PROBLEM REQUIREMENTS
Copy the entries word for word, from the line containing "bottom-axis-ticks — [330, 632, 977, 652]" through the last line of the entries.

[Start]

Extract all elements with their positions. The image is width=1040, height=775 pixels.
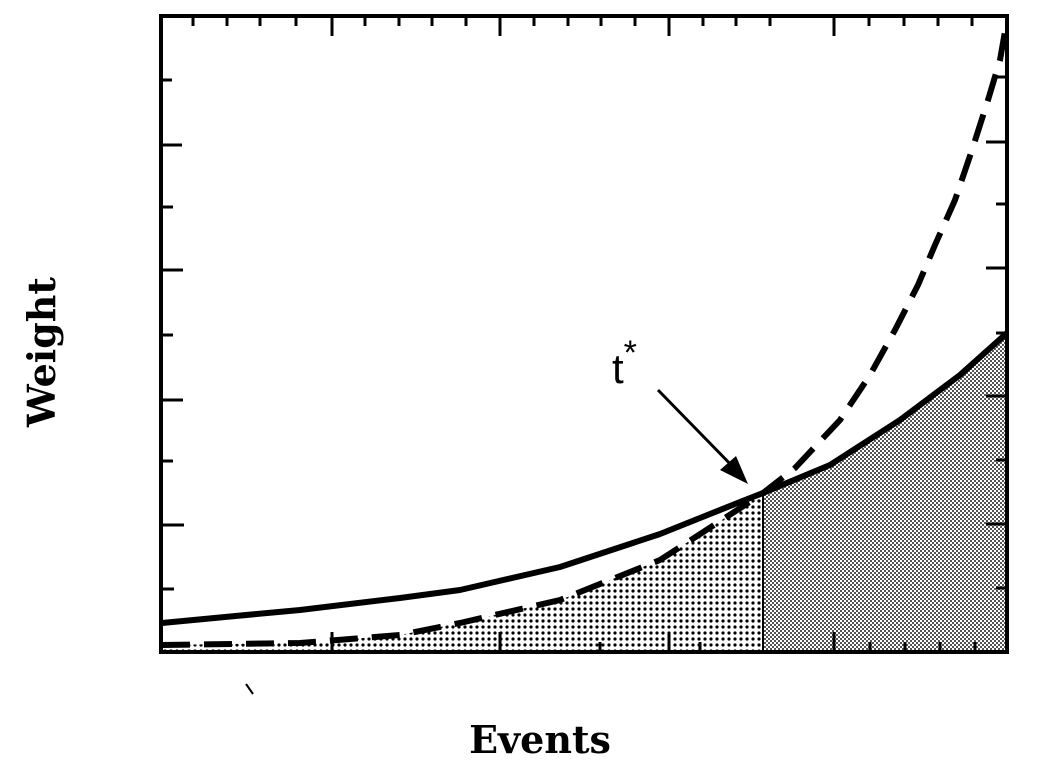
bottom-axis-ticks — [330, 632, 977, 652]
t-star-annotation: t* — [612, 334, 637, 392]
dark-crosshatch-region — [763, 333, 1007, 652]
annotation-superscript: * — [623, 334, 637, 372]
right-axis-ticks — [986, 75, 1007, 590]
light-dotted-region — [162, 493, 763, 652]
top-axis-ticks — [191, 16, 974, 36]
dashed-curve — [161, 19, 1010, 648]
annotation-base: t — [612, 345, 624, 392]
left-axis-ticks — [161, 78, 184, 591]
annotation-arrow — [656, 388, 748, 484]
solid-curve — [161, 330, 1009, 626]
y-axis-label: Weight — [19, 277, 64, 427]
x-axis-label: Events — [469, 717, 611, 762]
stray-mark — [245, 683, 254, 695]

[End]

TASK SOLUTION
bottom-axis-ticks — [330, 632, 977, 652]
t-star-annotation: t* — [612, 334, 637, 392]
dark-crosshatch-region — [763, 333, 1007, 652]
annotation-superscript: * — [623, 334, 637, 372]
right-axis-ticks — [986, 75, 1007, 590]
light-dotted-region — [162, 493, 763, 652]
top-axis-ticks — [191, 16, 974, 36]
dashed-curve — [161, 19, 1010, 648]
annotation-base: t — [612, 345, 624, 392]
left-axis-ticks — [161, 78, 184, 591]
annotation-arrow — [656, 388, 748, 484]
solid-curve — [161, 330, 1009, 626]
y-axis-label: Weight — [19, 277, 64, 427]
x-axis-label: Events — [469, 717, 611, 762]
stray-mark — [245, 683, 254, 695]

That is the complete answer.